§ Given exercise
Return the material exactly as supplied, apart from the pictures, which are omitted.

----------------------------------------

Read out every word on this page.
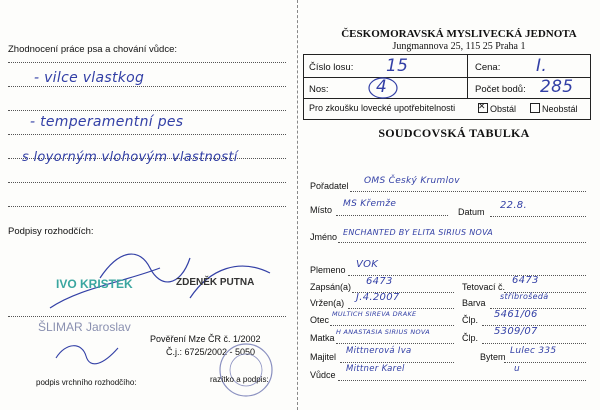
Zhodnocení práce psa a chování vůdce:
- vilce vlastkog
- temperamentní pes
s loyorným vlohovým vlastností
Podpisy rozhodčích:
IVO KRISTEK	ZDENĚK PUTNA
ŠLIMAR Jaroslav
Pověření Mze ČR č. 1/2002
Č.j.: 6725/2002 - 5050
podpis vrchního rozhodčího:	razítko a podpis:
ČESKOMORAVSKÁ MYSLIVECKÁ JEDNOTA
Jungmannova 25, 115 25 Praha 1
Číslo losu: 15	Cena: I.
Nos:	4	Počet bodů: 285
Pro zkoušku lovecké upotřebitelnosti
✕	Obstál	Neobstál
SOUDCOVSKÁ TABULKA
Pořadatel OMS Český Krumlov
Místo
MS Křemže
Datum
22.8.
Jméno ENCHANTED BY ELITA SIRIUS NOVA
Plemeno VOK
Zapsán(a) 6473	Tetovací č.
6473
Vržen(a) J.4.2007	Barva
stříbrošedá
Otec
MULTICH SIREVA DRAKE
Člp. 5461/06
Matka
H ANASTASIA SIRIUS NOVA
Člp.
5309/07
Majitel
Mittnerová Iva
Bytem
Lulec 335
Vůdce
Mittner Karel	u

----------------------------------------

§ Complete output
Read out every word on this page.
Zhodnocení práce psa a chování vůdce:
- vilce vlastkog
- temperamentní pes
s loyorným vlohovým vlastností
Podpisy rozhodčích:
IVO KRISTEK	ZDENĚK PUTNA
ŠLIMAR Jaroslav
Pověření Mze ČR č. 1/2002
Č.j.: 6725/2002 - 5050
podpis vrchního rozhodčího:	razítko a podpis:
ČESKOMORAVSKÁ MYSLIVECKÁ JEDNOTA
Jungmannova 25, 115 25 Praha 1
Číslo losu: 15	Cena: I.
Nos:	4	Počet bodů: 285
Pro zkoušku lovecké upotřebitelnosti
✕	Obstál	Neobstál
SOUDCOVSKÁ TABULKA
Pořadatel OMS Český Krumlov
Místo
MS Křemže
Datum
22.8.
Jméno ENCHANTED BY ELITA SIRIUS NOVA
Plemeno VOK
Zapsán(a) 6473	Tetovací č.
6473
Vržen(a) J.4.2007	Barva
stříbrošedá
Otec
MULTICH SIREVA DRAKE
Člp. 5461/06
Matka
H ANASTASIA SIRIUS NOVA
Člp.
5309/07
Majitel
Mittnerová Iva
Bytem
Lulec 335
Vůdce
Mittner Karel	u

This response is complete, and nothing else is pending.